_TASK GOAL_
Copy each line that has the string "image" somewhere in it.

Start of MATERIAL

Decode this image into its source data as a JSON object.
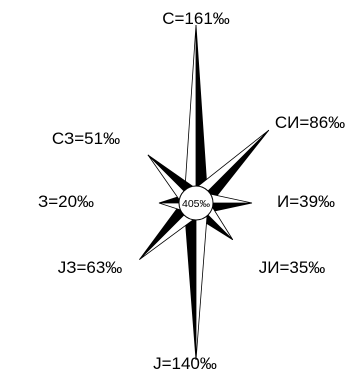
{
  "chart_data": {
    "type": "wind-rose",
    "center_label": "405‰",
    "directions": [
      {
        "label": "С=161‰",
        "value": 161
      },
      {
        "label": "СИ=86‰",
        "value": 86
      },
      {
        "label": "И=39‰",
        "value": 39
      },
      {
        "label": "JИ=35‰",
        "value": 35
      },
      {
        "label": "J=140‰",
        "value": 140
      },
      {
        "label": "JЗ=63‰",
        "value": 63
      },
      {
        "label": "З=20‰",
        "value": 20
      },
      {
        "label": "СЗ=51‰",
        "value": 51
      }
    ],
    "colors": {
      "fill": "#000000",
      "background": "#ffffff",
      "stroke": "#000000"
    }
  }
}
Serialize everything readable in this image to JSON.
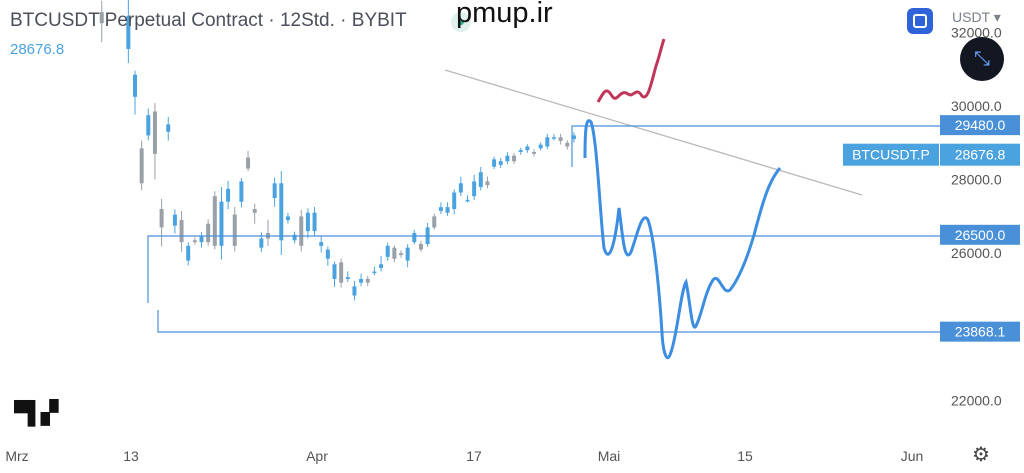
{
  "header": {
    "title": "BTCUSDT Perpetual Contract · 12Std. · BYBIT",
    "last_price": "28676.8",
    "watermark": "pmup.ir",
    "currency": "USDT"
  },
  "icons": {
    "fullscreen": "fullscreen-icon",
    "collapse": "collapse-arrows-icon",
    "settings": "gear-icon",
    "logo": "tradingview-logo"
  },
  "chart_data": {
    "type": "candlestick",
    "symbol_label": "BTCUSDT.P",
    "last_price": 28676.8,
    "ylim": [
      21500,
      32300
    ],
    "y_ticks": [
      22000,
      26000,
      28000,
      30000,
      32000
    ],
    "x_ticks": [
      "Mrz",
      "13",
      "Apr",
      "17",
      "Mai",
      "15",
      "Jun"
    ],
    "price_levels": [
      29480.0,
      26500.0,
      23868.1
    ],
    "colors": {
      "up": "#4aa3df",
      "down": "#9aa0a8",
      "level": "#4a90d9",
      "projection": "#3d8de0",
      "trend": "#b9b9b9",
      "red": "#c0365a"
    },
    "candles": [
      [
        27.5,
        22.8,
        26.8,
        22.6,
        22.9
      ],
      [
        21.4,
        22.9,
        26.5,
        22.4,
        21.7
      ],
      [
        24.2,
        21.2,
        26.3,
        20.4,
        23.5
      ],
      [
        27.5,
        23.2,
        25.9,
        23.1,
        23.8
      ],
      [
        26.1,
        23.9,
        26.7,
        23.5,
        26.5
      ],
      [
        25.7,
        23.8,
        26.7,
        23.5,
        26.7
      ],
      [
        24.8,
        23.0,
        26.4,
        21.8,
        25.5
      ],
      [
        24.2,
        25.4,
        26.5,
        23.2,
        24.6
      ],
      [
        21.7,
        26.1,
        26.0,
        23.8,
        22.8
      ],
      [
        21.0,
        21.6,
        26.2,
        22.3,
        21.3
      ],
      [
        19.8,
        19.5,
        26.1,
        20.6,
        20.1
      ],
      [
        19.3,
        19.9,
        19.0,
        21.1,
        19.7
      ],
      [
        19.7,
        20.6,
        20.6,
        21.5,
        19.9
      ],
      [
        19.1,
        20.6,
        19.0,
        21.3,
        20.0
      ],
      [
        19.7,
        21.4,
        19.6,
        22.1,
        20.4
      ],
      [
        16.1,
        22.6,
        15.5,
        20.5,
        19.9
      ],
      [
        18.8,
        18.9,
        18.5,
        18.8,
        17.8
      ],
      [
        18.4,
        17.5,
        18.3,
        17.5,
        18.7
      ],
      [
        17.0,
        14.0,
        18.1,
        12.4,
        16.5
      ],
      [
        14.1,
        13.1,
        15.9,
        9.8,
        11.4
      ],
      [
        11.5,
        9.6,
        12.7,
        10.0,
        8.0
      ],
      [
        8.7,
        9.2,
        6.8,
        7.9,
        9.8
      ],
      [
        9.4,
        7.3,
        10.5,
        6.3,
        10.0
      ],
      [
        10.7,
        9.4,
        8.4,
        10.8,
        5.4
      ],
      [
        5.4,
        8.2,
        4.4,
        10.0,
        9.2
      ],
      [
        9.6,
        4.8,
        10.0,
        6.0,
        8.1
      ],
      [
        4.5,
        4.9,
        5.1,
        4.2,
        5.8
      ],
      [
        4.8,
        3.3,
        3.6,
        4.8,
        3.1
      ],
      [
        2.6,
        2.6,
        3.4,
        2.3,
        3.2
      ],
      [
        3.7,
        2.2,
        3.6,
        2.0,
        3.6
      ],
      [
        3.6,
        4.4,
        3.9,
        3.9,
        4.3
      ],
      [
        4.6,
        3.1,
        3.6,
        3.6,
        4.3
      ],
      [
        6.1,
        5.0,
        3.4,
        5.6,
        5.8
      ],
      [
        3.4,
        4.3,
        5.8,
        7.1,
        6.0
      ],
      [
        5.8,
        6.8,
        6.5,
        5.5,
        4.6
      ],
      [
        5.1,
        3.4,
        3.4,
        4.6,
        4.3
      ],
      [
        5.8,
        4.6,
        6.9,
        4.3,
        6.6
      ],
      [
        8.2,
        6.4,
        7.6,
        7.4,
        8.3
      ],
      [
        5.4,
        5.8,
        5.2,
        6.5,
        3.4
      ],
      [
        3.3,
        5.2,
        3.8,
        6.1,
        3.8
      ],
      [
        4.1,
        3.3,
        3.8,
        5.8,
        5.3
      ],
      [
        6.0,
        5.8,
        6.8,
        5.0,
        4.5
      ],
      [
        3.7,
        4.8,
        6.8,
        7.1,
        6.5
      ],
      [
        4.8,
        5.7,
        5.0,
        6.0,
        4.5
      ],
      [
        3.7,
        4.4,
        4.0,
        4.6,
        3.9
      ],
      [
        5.0,
        4.8,
        3.4,
        3.8,
        4.2
      ],
      [
        4.2,
        4.8,
        5.2,
        4.3,
        5.3
      ],
      [
        4.2,
        4.1,
        5.2,
        4.9,
        3.5
      ],
      [
        3.4,
        3.4,
        3.6,
        2.5,
        2.4
      ],
      [
        2.7,
        3.0,
        3.2,
        2.8,
        1.6
      ],
      [
        1.6,
        2.8,
        2.4,
        2.7,
        2.9
      ],
      [
        2.5,
        2.6,
        1.4,
        3.0,
        1.9
      ],
      [
        1.6,
        1.2,
        1.7,
        2.0,
        1.4
      ],
      [
        0.7,
        1.4,
        1.2,
        2.1,
        1.3
      ],
      [
        1.4,
        1.3,
        1.6,
        2.0,
        1.7
      ],
      [
        1.6,
        1.1,
        1.4,
        0.9,
        1.3
      ],
      [
        2.0,
        2.0,
        2.0,
        1.4,
        1.7
      ],
      [
        2.2,
        2.3,
        2.4,
        3.7,
        2.5
      ],
      [
        2.8,
        3.1,
        3.4,
        3.3,
        3.2
      ],
      [
        3.3,
        3.6,
        2.7,
        3.6,
        3.0
      ],
      [
        3.0,
        2.6,
        2.9,
        2.7,
        3.1
      ],
      [
        2.6,
        3.0,
        3.3,
        3.3,
        3.6
      ],
      [
        3.6,
        3.5,
        4.1,
        3.3,
        3.6
      ],
      [
        3.5,
        3.5,
        3.2,
        3.3,
        3.5
      ],
      [
        3.5,
        4.5,
        4.4,
        5.0,
        3.6
      ],
      [
        5.0,
        4.4,
        4.4,
        4.3,
        5.0
      ],
      [
        5.3,
        4.3,
        5.5,
        4.9,
        5.1
      ],
      [
        5.2,
        5.4,
        5.5,
        6.0,
        5.4
      ],
      [
        5.4,
        5.6,
        6.3,
        5.8,
        6.1
      ],
      [
        6.3,
        6.8,
        6.8,
        5.8,
        6.0
      ],
      [
        5.9,
        6.0,
        5.9,
        6.5,
        6.0
      ],
      [
        6.1,
        6.2,
        6.9,
        7.2,
        6.5
      ],
      [
        6.6,
        7.0,
        7.4,
        7.7,
        6.9
      ],
      [
        6.9,
        6.9,
        6.7,
        7.5,
        7.1
      ],
      [
        7.7,
        7.9,
        8.1,
        8.0,
        7.7
      ],
      [
        7.8,
        8.2,
        8.0,
        8.0,
        8.0
      ],
      [
        8.0,
        8.1,
        8.3,
        8.4,
        8.2
      ],
      [
        8.3,
        8.5,
        8.0,
        8.6,
        8.4
      ],
      [
        8.5,
        8.7,
        8.6,
        8.7,
        8.6
      ],
      [
        8.6,
        8.7,
        8.8,
        8.7,
        8.5
      ],
      [
        8.5,
        8.6,
        8.4,
        8.7,
        8.6
      ],
      [
        8.7,
        8.8,
        8.9,
        8.8,
        8.7
      ],
      [
        8.8,
        8.8,
        9.3,
        8.5,
        8.9
      ],
      [
        9.3,
        9.4,
        9.3,
        9.2,
        9.1
      ],
      [
        9.3,
        9.1,
        9.1,
        9.4,
        9.0
      ],
      [
        9.0,
        9.2,
        8.8,
        9.1,
        9.2
      ],
      [
        9.2,
        9.2,
        9.4,
        9.4,
        9.5
      ]
    ]
  }
}
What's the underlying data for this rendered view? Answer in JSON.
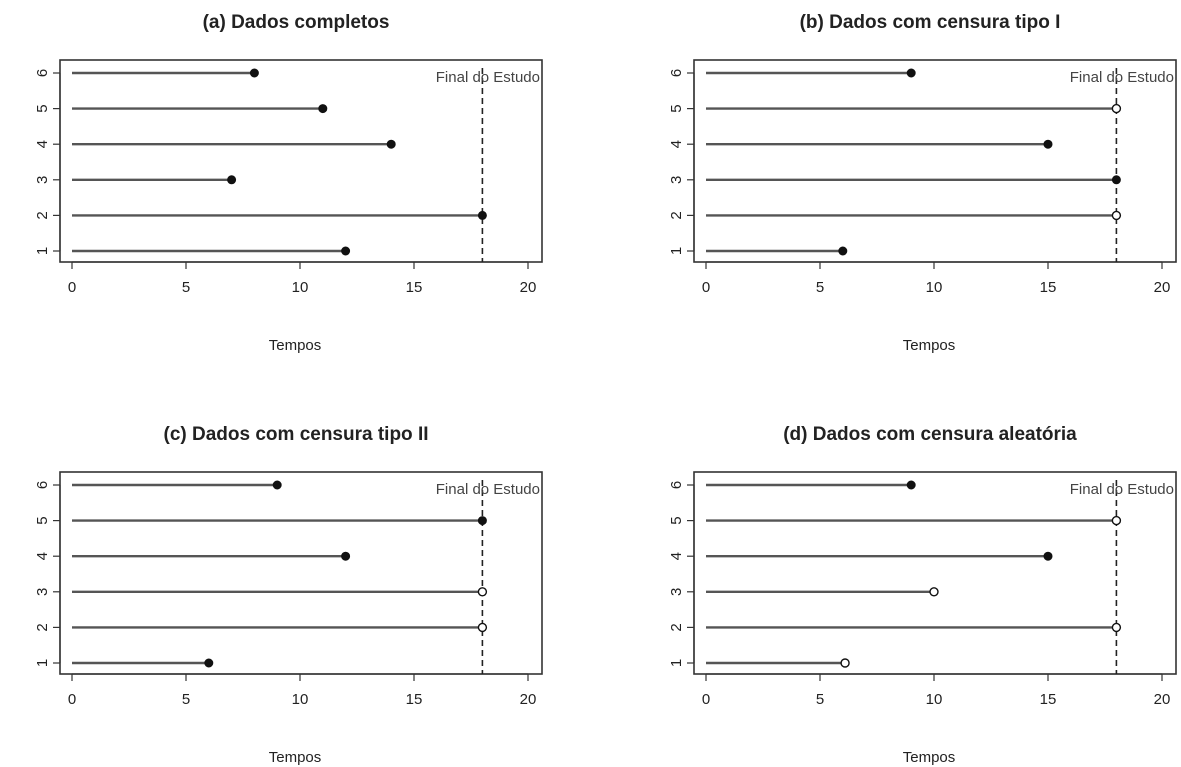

End of MATERIAL

_FULL RESPONSE_
Decode this image into its source data as a JSON object.
Serialize everything readable in this image to JSON.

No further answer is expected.